==== Records for this task

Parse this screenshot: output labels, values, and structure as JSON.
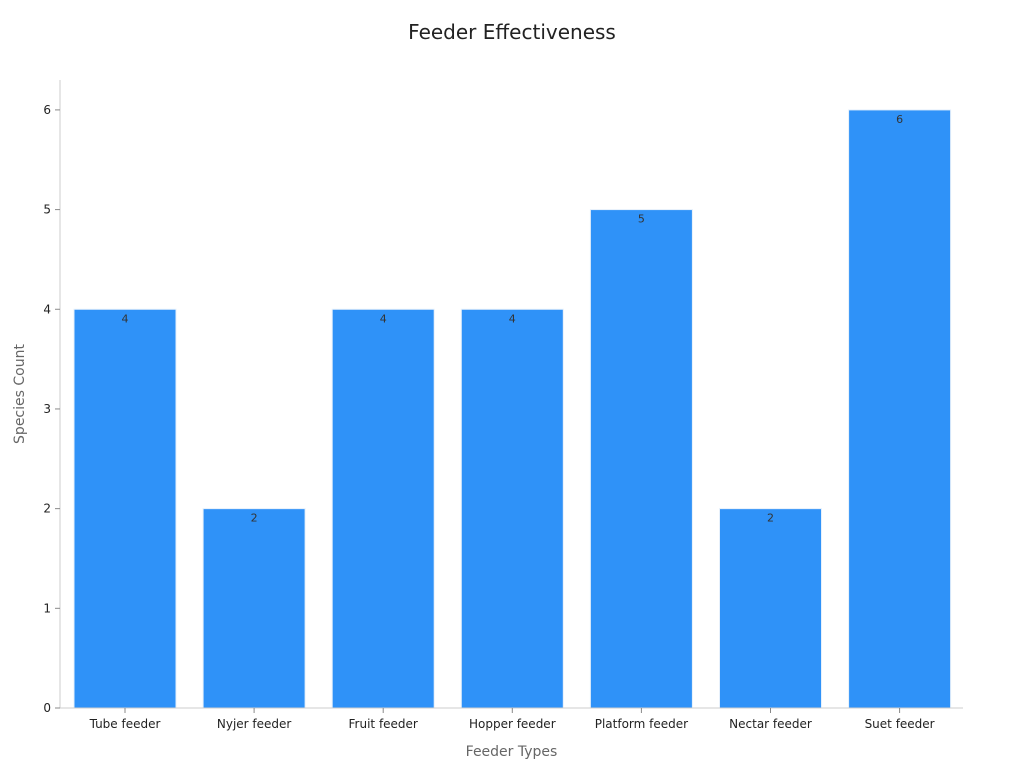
{
  "chart_data": {
    "type": "bar",
    "title": "Feeder Effectiveness",
    "xlabel": "Feeder Types",
    "ylabel": "Species Count",
    "categories": [
      "Tube feeder",
      "Nyjer feeder",
      "Fruit feeder",
      "Hopper feeder",
      "Platform feeder",
      "Nectar feeder",
      "Suet feeder"
    ],
    "values": [
      4,
      2,
      4,
      4,
      5,
      2,
      6
    ],
    "ylim": [
      0,
      6.3
    ],
    "yticks": [
      0,
      1,
      2,
      3,
      4,
      5,
      6
    ],
    "grid": false,
    "data_labels": true,
    "bar_color": "#2f92f8",
    "axis_color": "#cccccc"
  }
}
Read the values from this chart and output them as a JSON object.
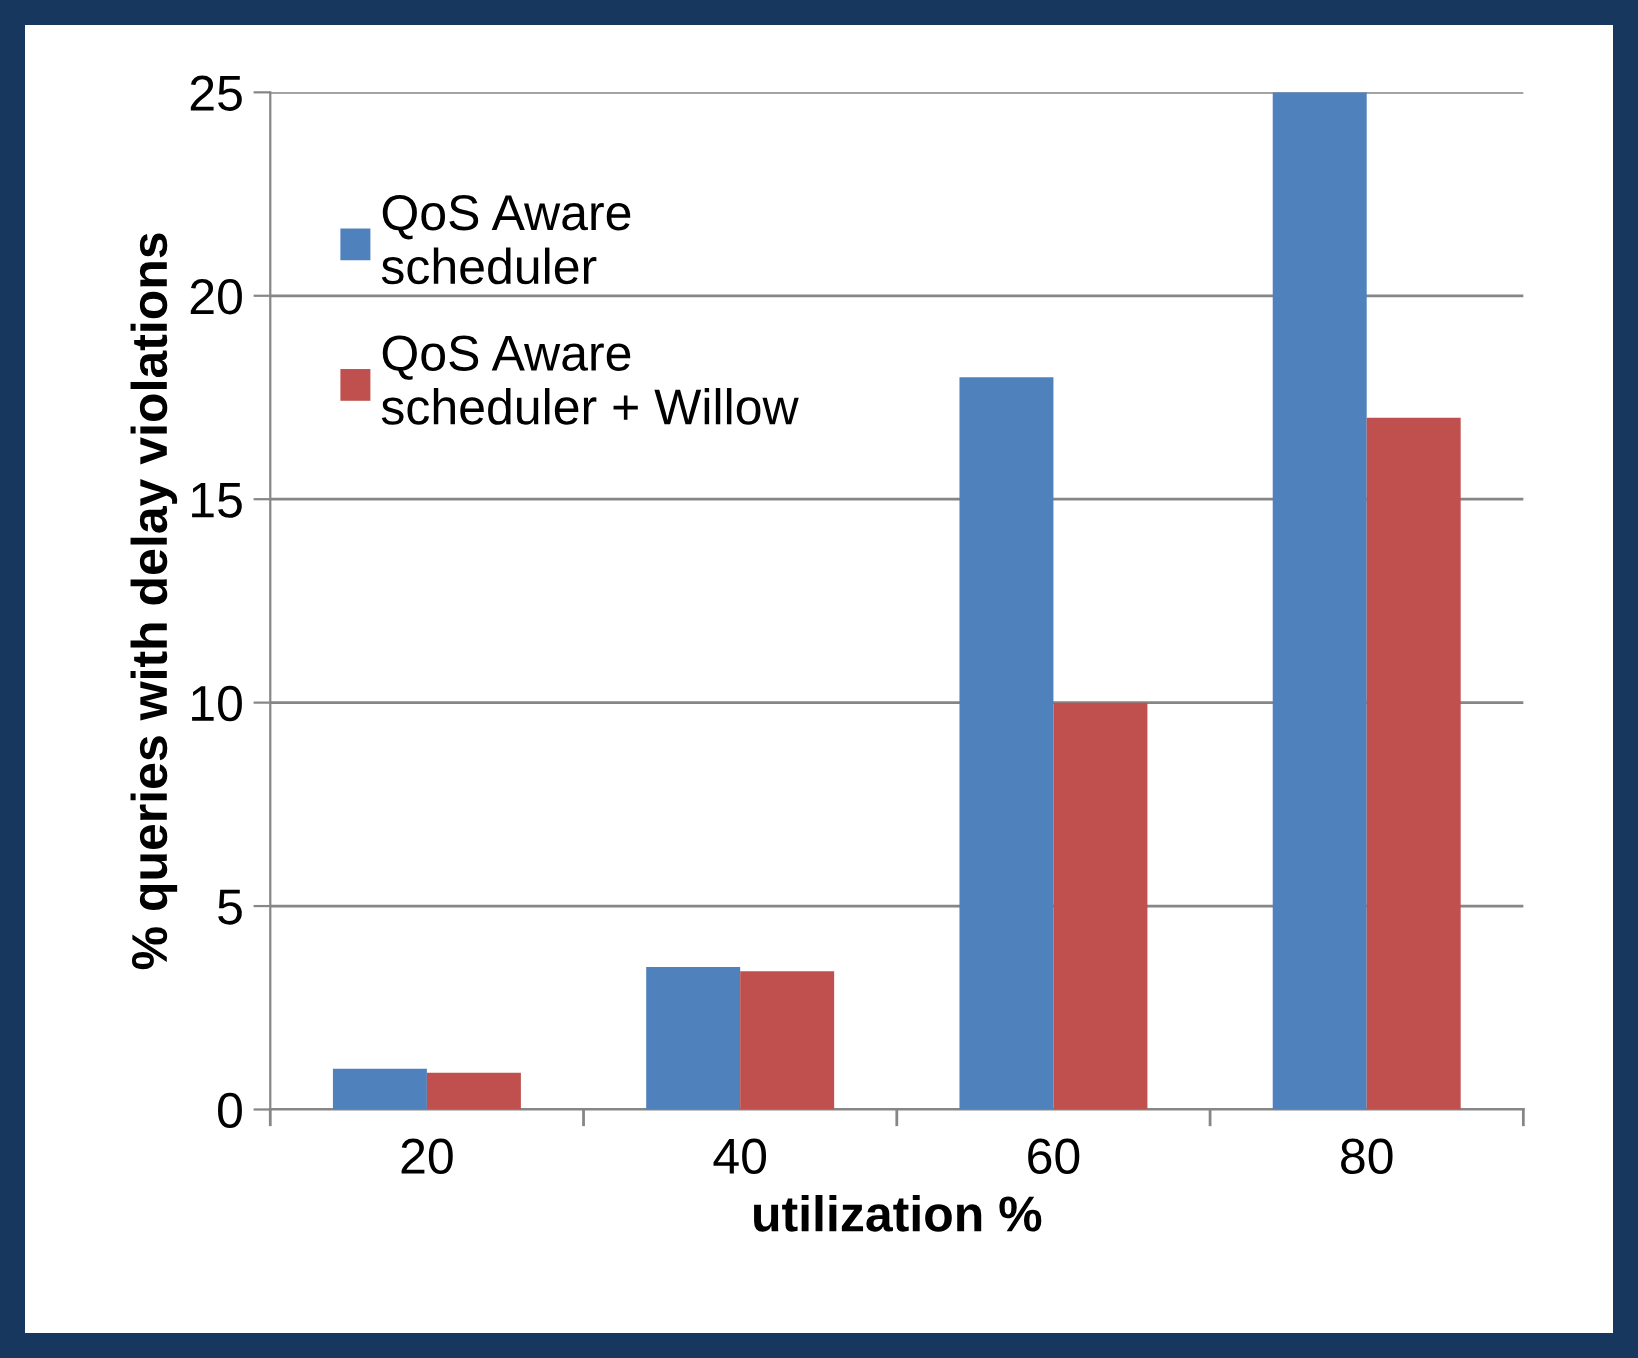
{
  "chart_data": {
    "type": "bar",
    "xlabel": "utilization %",
    "ylabel": "% queries with delay violations",
    "categories": [
      "20",
      "40",
      "60",
      "80"
    ],
    "series": [
      {
        "name": "QoS Aware\nscheduler",
        "color": "#4f81bd",
        "values": [
          1.0,
          3.5,
          18,
          25
        ]
      },
      {
        "name": "QoS Aware\nscheduler + Willow",
        "color": "#c0504d",
        "values": [
          0.9,
          3.4,
          10,
          17
        ]
      }
    ],
    "ylim": [
      0,
      25
    ],
    "yticks": [
      0,
      5,
      10,
      15,
      20,
      25
    ],
    "grid": "y",
    "legend": "top left"
  }
}
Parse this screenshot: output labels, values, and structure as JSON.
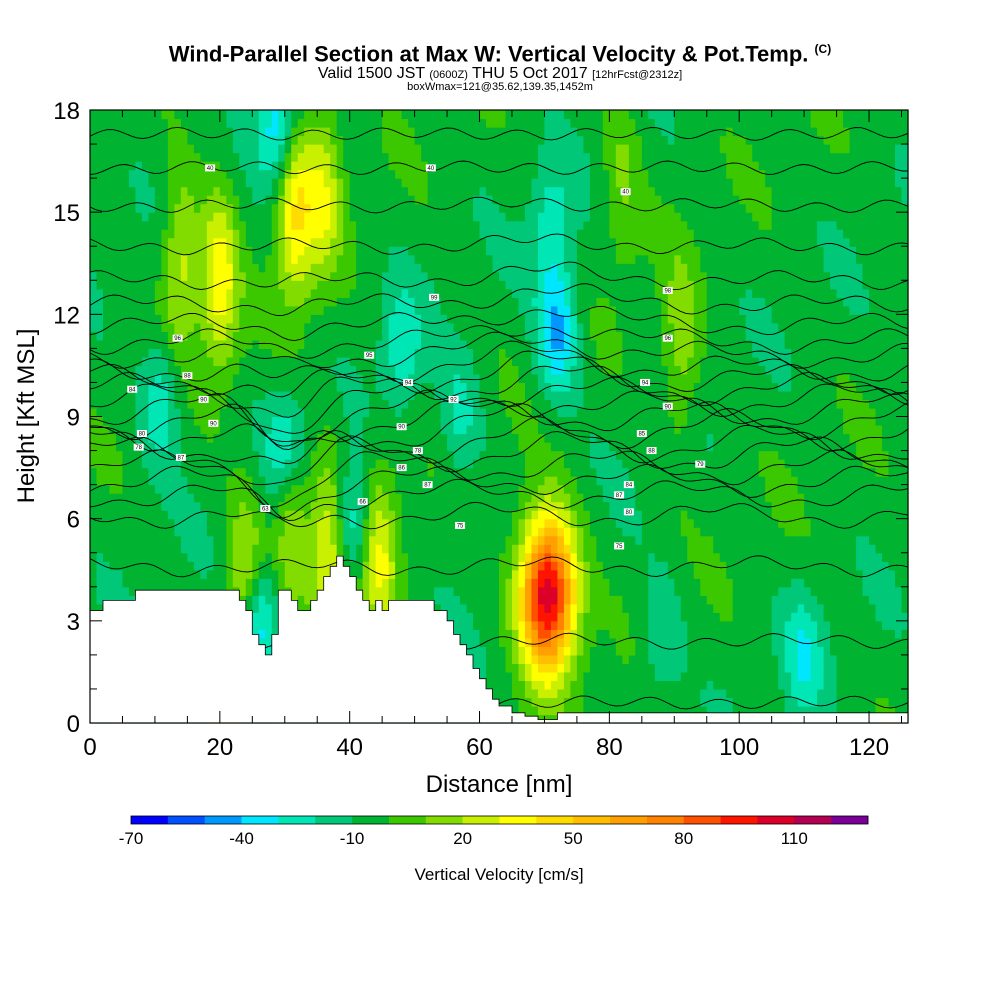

========

Work instructions - Without the images, write out each line of the data verbatim.

Exercise output -
Parse this screenshot: output labels, values, and structure as JSON.
{
  "chart_data": {
    "type": "bar",
    "title": "Feeder Effectiveness",
    "xlabel": "Feeder Types",
    "ylabel": "Species Count",
    "categories": [
      "Tube feeder",
      "Nyjer feeder",
      "Fruit feeder",
      "Hopper feeder",
      "Platform feeder",
      "Nectar feeder",
      "Suet feeder"
    ],
    "values": [
      4,
      2,
      4,
      4,
      5,
      2,
      6
    ],
    "ylim": [
      0,
      6.3
    ],
    "yticks": [
      0,
      1,
      2,
      3,
      4,
      5,
      6
    ],
    "grid": false,
    "data_labels": true,
    "bar_color": "#2f92f8",
    "axis_color": "#cccccc"
  }
}
Read the values from this chart and output them as a JSON object.
{
  "chart_data": {
    "type": "bar",
    "xlabel": "utilization %",
    "ylabel": "% queries with delay violations",
    "categories": [
      "20",
      "40",
      "60",
      "80"
    ],
    "series": [
      {
        "name": "QoS Aware\nscheduler",
        "color": "#4f81bd",
        "values": [
          1.0,
          3.5,
          18,
          25
        ]
      },
      {
        "name": "QoS Aware\nscheduler + Willow",
        "color": "#c0504d",
        "values": [
          0.9,
          3.4,
          10,
          17
        ]
      }
    ],
    "ylim": [
      0,
      25
    ],
    "yticks": [
      0,
      5,
      10,
      15,
      20,
      25
    ],
    "grid": "y",
    "legend": "top left"
  }
}
Parse this screenshot: output labels, values, and structure as JSON.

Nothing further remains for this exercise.